§ **Written problem**
Go through the data below and gather each line containing "Controller".

§ **Exercise material**
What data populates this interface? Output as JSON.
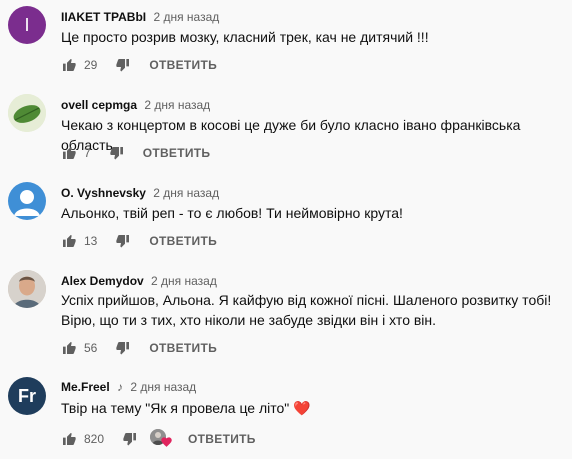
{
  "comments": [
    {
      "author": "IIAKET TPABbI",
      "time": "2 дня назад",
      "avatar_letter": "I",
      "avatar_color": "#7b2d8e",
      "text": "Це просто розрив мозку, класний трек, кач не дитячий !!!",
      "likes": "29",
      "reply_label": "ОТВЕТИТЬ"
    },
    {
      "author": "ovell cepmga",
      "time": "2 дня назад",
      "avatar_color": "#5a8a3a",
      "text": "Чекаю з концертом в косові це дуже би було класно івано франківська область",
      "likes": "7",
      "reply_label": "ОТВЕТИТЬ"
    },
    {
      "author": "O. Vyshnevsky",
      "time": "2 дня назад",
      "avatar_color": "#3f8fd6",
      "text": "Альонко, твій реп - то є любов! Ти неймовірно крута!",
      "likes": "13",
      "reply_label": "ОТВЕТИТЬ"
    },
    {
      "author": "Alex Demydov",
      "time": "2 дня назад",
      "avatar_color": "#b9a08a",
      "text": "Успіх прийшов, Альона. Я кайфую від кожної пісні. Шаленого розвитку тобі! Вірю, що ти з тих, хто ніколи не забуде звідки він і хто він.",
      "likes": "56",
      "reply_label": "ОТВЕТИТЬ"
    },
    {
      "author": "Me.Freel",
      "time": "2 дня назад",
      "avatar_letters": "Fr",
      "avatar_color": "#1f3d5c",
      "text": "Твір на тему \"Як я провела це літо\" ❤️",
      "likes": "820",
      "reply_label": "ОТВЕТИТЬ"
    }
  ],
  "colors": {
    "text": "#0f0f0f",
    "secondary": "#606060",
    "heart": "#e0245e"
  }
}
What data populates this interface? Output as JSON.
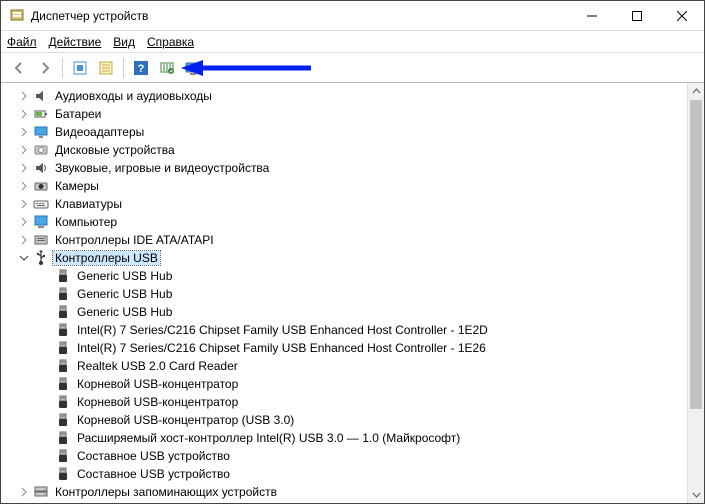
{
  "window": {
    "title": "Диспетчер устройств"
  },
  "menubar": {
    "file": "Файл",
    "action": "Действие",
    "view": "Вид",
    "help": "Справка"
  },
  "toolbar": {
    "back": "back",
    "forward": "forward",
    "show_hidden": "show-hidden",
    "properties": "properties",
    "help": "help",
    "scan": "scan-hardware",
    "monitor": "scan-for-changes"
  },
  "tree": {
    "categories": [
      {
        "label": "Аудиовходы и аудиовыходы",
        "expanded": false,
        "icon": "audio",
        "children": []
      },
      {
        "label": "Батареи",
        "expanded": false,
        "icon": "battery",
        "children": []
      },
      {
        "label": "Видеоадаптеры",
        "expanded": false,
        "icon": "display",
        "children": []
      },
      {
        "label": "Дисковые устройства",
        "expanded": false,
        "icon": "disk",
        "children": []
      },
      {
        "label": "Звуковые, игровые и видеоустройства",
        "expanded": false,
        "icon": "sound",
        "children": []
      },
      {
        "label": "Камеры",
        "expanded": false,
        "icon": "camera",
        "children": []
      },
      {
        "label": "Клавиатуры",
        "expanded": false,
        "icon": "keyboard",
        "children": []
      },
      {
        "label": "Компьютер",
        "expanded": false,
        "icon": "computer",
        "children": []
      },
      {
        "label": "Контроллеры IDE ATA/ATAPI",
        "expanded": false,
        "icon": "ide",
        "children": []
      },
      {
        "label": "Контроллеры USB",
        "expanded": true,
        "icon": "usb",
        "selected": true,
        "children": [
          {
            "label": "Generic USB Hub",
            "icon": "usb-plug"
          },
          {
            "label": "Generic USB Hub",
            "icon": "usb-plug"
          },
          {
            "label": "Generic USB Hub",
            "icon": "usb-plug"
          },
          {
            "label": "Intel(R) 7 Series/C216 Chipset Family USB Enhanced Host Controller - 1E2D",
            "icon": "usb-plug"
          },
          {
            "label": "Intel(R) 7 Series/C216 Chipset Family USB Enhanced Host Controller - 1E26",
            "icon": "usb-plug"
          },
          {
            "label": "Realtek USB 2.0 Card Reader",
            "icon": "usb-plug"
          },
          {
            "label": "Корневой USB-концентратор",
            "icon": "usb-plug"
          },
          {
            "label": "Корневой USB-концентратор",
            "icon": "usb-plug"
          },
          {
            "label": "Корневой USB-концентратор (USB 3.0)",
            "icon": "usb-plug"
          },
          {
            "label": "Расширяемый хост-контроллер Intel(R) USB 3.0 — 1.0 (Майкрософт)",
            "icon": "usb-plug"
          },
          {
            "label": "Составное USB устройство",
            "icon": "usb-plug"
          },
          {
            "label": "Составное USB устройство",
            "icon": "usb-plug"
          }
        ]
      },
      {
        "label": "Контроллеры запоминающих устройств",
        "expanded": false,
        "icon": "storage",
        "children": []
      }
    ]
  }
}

§ **Right answer**
            "label": "Intel(R) 7 Series/C216 Chipset Family USB Enhanced Host Controller - 1E2D",
            "label": "Intel(R) 7 Series/C216 Chipset Family USB Enhanced Host Controller - 1E26",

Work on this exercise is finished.